• _Alıntılanan metin_:
•••

Şebinkarahisar Asliye Hukuk Mahkemesinin 29/03/2019 tarihli ve 2015/143 Esas - 2019/124 Karar sayılı kararının kaldırılmasına,

6100 Sayılı HMK'nın 353/1-b-2. maddesi gereğince yeniden esas hakkında karar verilmesine, bu cümleden olarak;

A-Davacı ... yönünden açılan davanın HMK'nın 150.maddesi gereği açılmamış sayılmasına,

B- Davacılar ..., ... ve ... tarafından açılan davanın kısmen kabulüne,

Çekişmeli 149 ada 2 parsel sayılı taşınmaza ait tapu kaydının iptali ile ; çekişmeli taşınmazın tamamı 387072000 pay kabul edilerek;

- 15860712/387072000 payın davacı ... adına,

- 26434520/387072000 payın davacı ... adına

- 19825890/387072000 payın davacı ... adına

- 324950878 /387072000 payın ise davalılar ...,...,... ve ... adlarına verasette iştirak olarak tapuya tesciline;

Çekişmeli 106 ada 28 parsel sayılı taşınmaza ait tapu kaydının iptali ile ; çekişmeli taşınmazın tamamı 1548288000 pay kabul edilerek;

-15860712/1548288000 payın davacı ... adına,

-26434520/1548288000 payın davacı ... adına,

-19825890/1548288000 payın davacı ... adına,

-1486166878 /1548288000 payın ise davalılar ...,...,... ve ... adlarına verasette iştirak olarak tapuya tesciline

-Çekişmeli 106 ada 28 parsel sayılı taşınmaz üzerinde bulunan ve konumu taşınmaza ait kadastro paftasında gösterilen bodrum katı depo zemin katı ise mesken olarak kullanılan yapının verasette iştirak olarak davalılar ..., ..., ... ve ...'e ait olduğunun tapu kütüğünün beyanlar hanesine şerh edilmesine,

-Davacılar ..., ... ve ...'ın el atmanın önlenmesi ve eski hale getirme istemleri ile tereke adına tescile dair istemlerinin reddine karar verilmiştir.

V. TEMYİZ

1.Temyiz Yoluna Başvuranlar

Samsun Bölge Adliye Mahkemesi 2. Hukuk Dairesinin yukarıda sözü edilen kararına karşı yasal süresi içerisinde davacılar vekili temyiz isteminde bulunmuştur.

•••

• _Verilen malzeme_:
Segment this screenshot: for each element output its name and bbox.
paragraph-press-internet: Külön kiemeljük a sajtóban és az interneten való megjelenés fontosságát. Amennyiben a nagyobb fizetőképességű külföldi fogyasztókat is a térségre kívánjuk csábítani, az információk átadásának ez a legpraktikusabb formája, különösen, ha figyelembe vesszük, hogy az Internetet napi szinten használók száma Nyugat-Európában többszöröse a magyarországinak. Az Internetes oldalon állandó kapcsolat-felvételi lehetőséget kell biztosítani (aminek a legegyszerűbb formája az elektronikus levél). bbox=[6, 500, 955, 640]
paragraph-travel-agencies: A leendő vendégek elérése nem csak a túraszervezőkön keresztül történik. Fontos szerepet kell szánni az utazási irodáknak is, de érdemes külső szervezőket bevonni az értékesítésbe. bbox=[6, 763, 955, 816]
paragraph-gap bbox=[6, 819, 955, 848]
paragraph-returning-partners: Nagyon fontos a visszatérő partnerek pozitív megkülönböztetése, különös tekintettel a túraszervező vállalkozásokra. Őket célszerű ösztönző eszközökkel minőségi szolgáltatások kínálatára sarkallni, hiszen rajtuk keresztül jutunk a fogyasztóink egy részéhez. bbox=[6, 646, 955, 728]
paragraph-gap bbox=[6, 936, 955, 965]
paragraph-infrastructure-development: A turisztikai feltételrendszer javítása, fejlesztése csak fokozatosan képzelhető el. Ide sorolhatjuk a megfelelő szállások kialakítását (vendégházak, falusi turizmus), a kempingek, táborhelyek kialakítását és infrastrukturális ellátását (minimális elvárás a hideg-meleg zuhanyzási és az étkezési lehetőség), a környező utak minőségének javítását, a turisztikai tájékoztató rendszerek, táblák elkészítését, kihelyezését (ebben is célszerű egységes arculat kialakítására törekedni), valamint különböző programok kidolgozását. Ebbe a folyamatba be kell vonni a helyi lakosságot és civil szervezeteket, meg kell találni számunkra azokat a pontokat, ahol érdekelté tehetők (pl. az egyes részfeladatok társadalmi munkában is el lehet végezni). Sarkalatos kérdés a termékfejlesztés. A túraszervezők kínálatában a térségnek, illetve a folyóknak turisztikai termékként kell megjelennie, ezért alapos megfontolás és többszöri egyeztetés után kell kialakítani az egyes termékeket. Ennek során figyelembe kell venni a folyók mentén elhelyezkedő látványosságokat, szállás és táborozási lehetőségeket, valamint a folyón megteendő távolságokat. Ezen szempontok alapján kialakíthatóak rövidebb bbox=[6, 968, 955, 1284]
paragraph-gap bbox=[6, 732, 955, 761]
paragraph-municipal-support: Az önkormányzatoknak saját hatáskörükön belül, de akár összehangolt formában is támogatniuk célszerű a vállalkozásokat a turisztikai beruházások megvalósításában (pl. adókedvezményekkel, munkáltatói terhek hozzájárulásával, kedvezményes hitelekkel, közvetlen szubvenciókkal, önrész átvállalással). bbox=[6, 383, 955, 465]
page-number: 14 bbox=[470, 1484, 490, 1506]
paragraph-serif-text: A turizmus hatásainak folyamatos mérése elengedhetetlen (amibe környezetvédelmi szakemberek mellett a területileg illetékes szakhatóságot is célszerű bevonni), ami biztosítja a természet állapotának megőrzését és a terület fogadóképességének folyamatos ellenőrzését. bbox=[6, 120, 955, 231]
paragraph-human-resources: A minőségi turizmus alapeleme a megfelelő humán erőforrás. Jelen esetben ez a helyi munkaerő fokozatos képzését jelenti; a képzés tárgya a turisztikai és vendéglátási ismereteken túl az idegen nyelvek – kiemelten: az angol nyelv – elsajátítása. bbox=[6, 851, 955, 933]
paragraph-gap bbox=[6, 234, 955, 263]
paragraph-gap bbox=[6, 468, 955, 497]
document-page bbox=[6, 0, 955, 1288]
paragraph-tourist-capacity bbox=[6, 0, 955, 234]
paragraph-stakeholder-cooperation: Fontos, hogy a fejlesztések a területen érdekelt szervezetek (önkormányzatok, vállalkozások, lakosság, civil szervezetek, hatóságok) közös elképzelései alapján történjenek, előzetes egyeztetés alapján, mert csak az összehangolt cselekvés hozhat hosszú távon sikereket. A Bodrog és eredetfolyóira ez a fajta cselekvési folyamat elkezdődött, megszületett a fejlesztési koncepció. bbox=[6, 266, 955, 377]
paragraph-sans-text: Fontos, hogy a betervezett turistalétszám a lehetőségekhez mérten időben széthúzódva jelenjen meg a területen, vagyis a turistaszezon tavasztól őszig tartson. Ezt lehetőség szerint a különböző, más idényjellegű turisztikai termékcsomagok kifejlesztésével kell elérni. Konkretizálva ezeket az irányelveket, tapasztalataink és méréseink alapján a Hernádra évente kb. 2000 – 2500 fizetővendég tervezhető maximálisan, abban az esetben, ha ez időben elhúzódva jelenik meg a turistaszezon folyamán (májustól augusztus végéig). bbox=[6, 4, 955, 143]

•••

• _Yapılacak işler_:
- a) Karar metninde "Samsun Bölge Adliye" sözcüklerinden başlayıp "temyiz isteminde bulunmuştur." sözcükleri de dahil olmak üzere o bölümü olduğu gibi yazın.
- b) Karar metnine göre davacılardan biri yönünden açılan dava neden açılmamış sayılmıştır? Bir ila üç cümleyle açıklayın.
Satırlar başka bir kaynaktan alınmıştır.

• _Görevlere göre yanıtlar_:
- a)
Samsun Bölge Adliye Mahkemesi 2. Hukuk Dairesinin yukarıda sözü edilen kararına karşı yasal süresi içerisinde davacılar vekili temyiz isteminde bulunmuştur.

- b) Bu dava, HMK'nın 150. maddesi gereği açılmamış sayılmıştır. Bu hüküm, Şebinkarahisar Asliye Hukuk Mahkemesinin kararı kaldırıldıktan sonra HMK'nın 353/1-b-2. maddesi gereğince esas hakkında yeniden verilen kararın bir parçasıdır.